----- DATA LISTING

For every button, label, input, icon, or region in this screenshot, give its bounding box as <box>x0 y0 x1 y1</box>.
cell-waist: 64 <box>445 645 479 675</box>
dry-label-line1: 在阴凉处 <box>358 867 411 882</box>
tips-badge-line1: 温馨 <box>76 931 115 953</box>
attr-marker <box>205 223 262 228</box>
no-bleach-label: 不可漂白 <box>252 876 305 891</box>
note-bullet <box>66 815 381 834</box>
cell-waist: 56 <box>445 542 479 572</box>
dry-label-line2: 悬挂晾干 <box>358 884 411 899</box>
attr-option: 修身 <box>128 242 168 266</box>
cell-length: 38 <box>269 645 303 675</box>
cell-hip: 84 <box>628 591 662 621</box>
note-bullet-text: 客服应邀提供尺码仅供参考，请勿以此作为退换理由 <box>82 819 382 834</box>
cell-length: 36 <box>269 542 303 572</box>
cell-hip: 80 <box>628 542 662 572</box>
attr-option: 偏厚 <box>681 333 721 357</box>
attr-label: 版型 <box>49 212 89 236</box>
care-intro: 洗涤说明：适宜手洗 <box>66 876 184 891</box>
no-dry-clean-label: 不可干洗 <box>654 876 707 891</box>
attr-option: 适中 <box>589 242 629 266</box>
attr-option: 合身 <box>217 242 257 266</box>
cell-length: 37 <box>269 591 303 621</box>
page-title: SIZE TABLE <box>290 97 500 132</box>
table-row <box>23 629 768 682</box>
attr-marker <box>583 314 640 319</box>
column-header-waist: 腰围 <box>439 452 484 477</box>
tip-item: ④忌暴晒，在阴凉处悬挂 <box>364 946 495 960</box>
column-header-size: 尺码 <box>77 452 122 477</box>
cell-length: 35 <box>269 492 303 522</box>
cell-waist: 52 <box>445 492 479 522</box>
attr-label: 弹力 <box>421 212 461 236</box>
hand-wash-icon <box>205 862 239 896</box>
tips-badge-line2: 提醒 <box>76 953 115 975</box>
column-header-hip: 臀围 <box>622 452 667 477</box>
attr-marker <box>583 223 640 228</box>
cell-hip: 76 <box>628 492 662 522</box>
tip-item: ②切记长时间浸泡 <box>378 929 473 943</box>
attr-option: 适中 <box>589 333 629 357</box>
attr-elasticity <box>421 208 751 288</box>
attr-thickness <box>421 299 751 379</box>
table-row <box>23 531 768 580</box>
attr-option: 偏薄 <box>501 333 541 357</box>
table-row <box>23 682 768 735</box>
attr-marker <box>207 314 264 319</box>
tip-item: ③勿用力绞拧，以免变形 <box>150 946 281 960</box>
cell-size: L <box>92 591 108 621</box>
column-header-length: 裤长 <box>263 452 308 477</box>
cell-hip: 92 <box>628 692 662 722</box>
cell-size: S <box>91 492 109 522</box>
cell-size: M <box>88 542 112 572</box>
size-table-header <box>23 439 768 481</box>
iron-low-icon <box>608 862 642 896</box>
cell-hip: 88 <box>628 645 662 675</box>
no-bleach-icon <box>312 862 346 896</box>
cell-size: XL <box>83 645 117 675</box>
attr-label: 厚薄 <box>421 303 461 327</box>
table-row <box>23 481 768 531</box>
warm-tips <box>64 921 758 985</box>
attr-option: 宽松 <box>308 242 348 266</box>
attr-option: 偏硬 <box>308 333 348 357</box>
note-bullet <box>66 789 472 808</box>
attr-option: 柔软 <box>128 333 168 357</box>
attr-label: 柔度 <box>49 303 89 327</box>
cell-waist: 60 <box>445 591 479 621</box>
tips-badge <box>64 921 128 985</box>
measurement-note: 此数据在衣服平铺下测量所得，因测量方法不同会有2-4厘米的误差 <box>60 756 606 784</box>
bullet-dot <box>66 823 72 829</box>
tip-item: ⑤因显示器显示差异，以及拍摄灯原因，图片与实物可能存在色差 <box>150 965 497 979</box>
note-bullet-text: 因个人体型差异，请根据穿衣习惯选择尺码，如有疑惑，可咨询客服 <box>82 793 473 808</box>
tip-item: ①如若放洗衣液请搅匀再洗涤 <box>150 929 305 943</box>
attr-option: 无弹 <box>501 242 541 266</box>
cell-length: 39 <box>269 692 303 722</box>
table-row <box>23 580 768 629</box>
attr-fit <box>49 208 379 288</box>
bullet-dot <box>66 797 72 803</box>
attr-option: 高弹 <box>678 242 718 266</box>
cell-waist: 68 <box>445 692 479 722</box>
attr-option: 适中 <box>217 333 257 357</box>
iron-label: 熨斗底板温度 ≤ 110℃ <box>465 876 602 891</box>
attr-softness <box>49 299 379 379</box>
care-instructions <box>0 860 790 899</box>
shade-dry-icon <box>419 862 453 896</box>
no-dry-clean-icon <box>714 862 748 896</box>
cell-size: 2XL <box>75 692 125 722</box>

----------

PROBLEM STATEMENT –
Can you rewrite all of the rows above, substituting "attr-choice" for every "attr-option" and leaving everything else unchanged?

ANSWER FOR THIS EXERCISE –
For every button, label, input, icon, or region in this screenshot, give its bounding box as <box>x0 y0 x1 y1</box>.
cell-waist: 64 <box>445 645 479 675</box>
dry-label-line1: 在阴凉处 <box>358 867 411 882</box>
tips-badge-line1: 温馨 <box>76 931 115 953</box>
attr-marker <box>205 223 262 228</box>
no-bleach-label: 不可漂白 <box>252 876 305 891</box>
note-bullet <box>66 815 381 834</box>
cell-waist: 56 <box>445 542 479 572</box>
dry-label-line2: 悬挂晾干 <box>358 884 411 899</box>
attr-choice: 修身 <box>128 242 168 266</box>
cell-length: 38 <box>269 645 303 675</box>
cell-hip: 84 <box>628 591 662 621</box>
note-bullet-text: 客服应邀提供尺码仅供参考，请勿以此作为退换理由 <box>82 819 382 834</box>
cell-length: 36 <box>269 542 303 572</box>
cell-hip: 80 <box>628 542 662 572</box>
attr-choice: 偏厚 <box>681 333 721 357</box>
attr-label: 版型 <box>49 212 89 236</box>
care-intro: 洗涤说明：适宜手洗 <box>66 876 184 891</box>
no-dry-clean-label: 不可干洗 <box>654 876 707 891</box>
attr-choice: 适中 <box>589 242 629 266</box>
attr-choice: 合身 <box>217 242 257 266</box>
cell-length: 37 <box>269 591 303 621</box>
page-title: SIZE TABLE <box>290 97 500 132</box>
table-row <box>23 629 768 682</box>
attr-marker <box>583 314 640 319</box>
column-header-waist: 腰围 <box>439 452 484 477</box>
tip-item: ④忌暴晒，在阴凉处悬挂 <box>364 946 495 960</box>
column-header-size: 尺码 <box>77 452 122 477</box>
cell-length: 35 <box>269 492 303 522</box>
cell-waist: 52 <box>445 492 479 522</box>
attr-label: 弹力 <box>421 212 461 236</box>
hand-wash-icon <box>205 862 239 896</box>
tips-badge-line2: 提醒 <box>76 953 115 975</box>
column-header-hip: 臀围 <box>622 452 667 477</box>
attr-marker <box>583 223 640 228</box>
cell-hip: 76 <box>628 492 662 522</box>
tip-item: ②切记长时间浸泡 <box>378 929 473 943</box>
attr-choice: 适中 <box>589 333 629 357</box>
attr-elasticity <box>421 208 751 288</box>
attr-thickness <box>421 299 751 379</box>
table-row <box>23 531 768 580</box>
attr-choice: 偏薄 <box>501 333 541 357</box>
table-row <box>23 682 768 735</box>
attr-marker <box>207 314 264 319</box>
tip-item: ③勿用力绞拧，以免变形 <box>150 946 281 960</box>
cell-size: L <box>92 591 108 621</box>
column-header-length: 裤长 <box>263 452 308 477</box>
cell-hip: 92 <box>628 692 662 722</box>
cell-size: S <box>91 492 109 522</box>
cell-size: M <box>88 542 112 572</box>
size-table-header <box>23 439 768 481</box>
iron-low-icon <box>608 862 642 896</box>
cell-hip: 88 <box>628 645 662 675</box>
no-bleach-icon <box>312 862 346 896</box>
cell-size: XL <box>83 645 117 675</box>
attr-label: 厚薄 <box>421 303 461 327</box>
table-row <box>23 481 768 531</box>
warm-tips <box>64 921 758 985</box>
attr-choice: 宽松 <box>308 242 348 266</box>
attr-choice: 偏硬 <box>308 333 348 357</box>
note-bullet <box>66 789 472 808</box>
attr-choice: 柔软 <box>128 333 168 357</box>
attr-label: 柔度 <box>49 303 89 327</box>
cell-waist: 60 <box>445 591 479 621</box>
tips-badge <box>64 921 128 985</box>
measurement-note: 此数据在衣服平铺下测量所得，因测量方法不同会有2-4厘米的误差 <box>60 756 606 784</box>
bullet-dot <box>66 823 72 829</box>
tip-item: ⑤因显示器显示差异，以及拍摄灯原因，图片与实物可能存在色差 <box>150 965 497 979</box>
note-bullet-text: 因个人体型差异，请根据穿衣习惯选择尺码，如有疑惑，可咨询客服 <box>82 793 473 808</box>
tip-item: ①如若放洗衣液请搅匀再洗涤 <box>150 929 305 943</box>
attr-choice: 无弹 <box>501 242 541 266</box>
cell-length: 39 <box>269 692 303 722</box>
table-row <box>23 580 768 629</box>
attr-fit <box>49 208 379 288</box>
bullet-dot <box>66 797 72 803</box>
attr-choice: 高弹 <box>678 242 718 266</box>
cell-waist: 68 <box>445 692 479 722</box>
attr-choice: 适中 <box>217 333 257 357</box>
iron-label: 熨斗底板温度 ≤ 110℃ <box>465 876 602 891</box>
attr-softness <box>49 299 379 379</box>
care-instructions <box>0 860 790 899</box>
shade-dry-icon <box>419 862 453 896</box>
no-dry-clean-icon <box>714 862 748 896</box>
cell-size: 2XL <box>75 692 125 722</box>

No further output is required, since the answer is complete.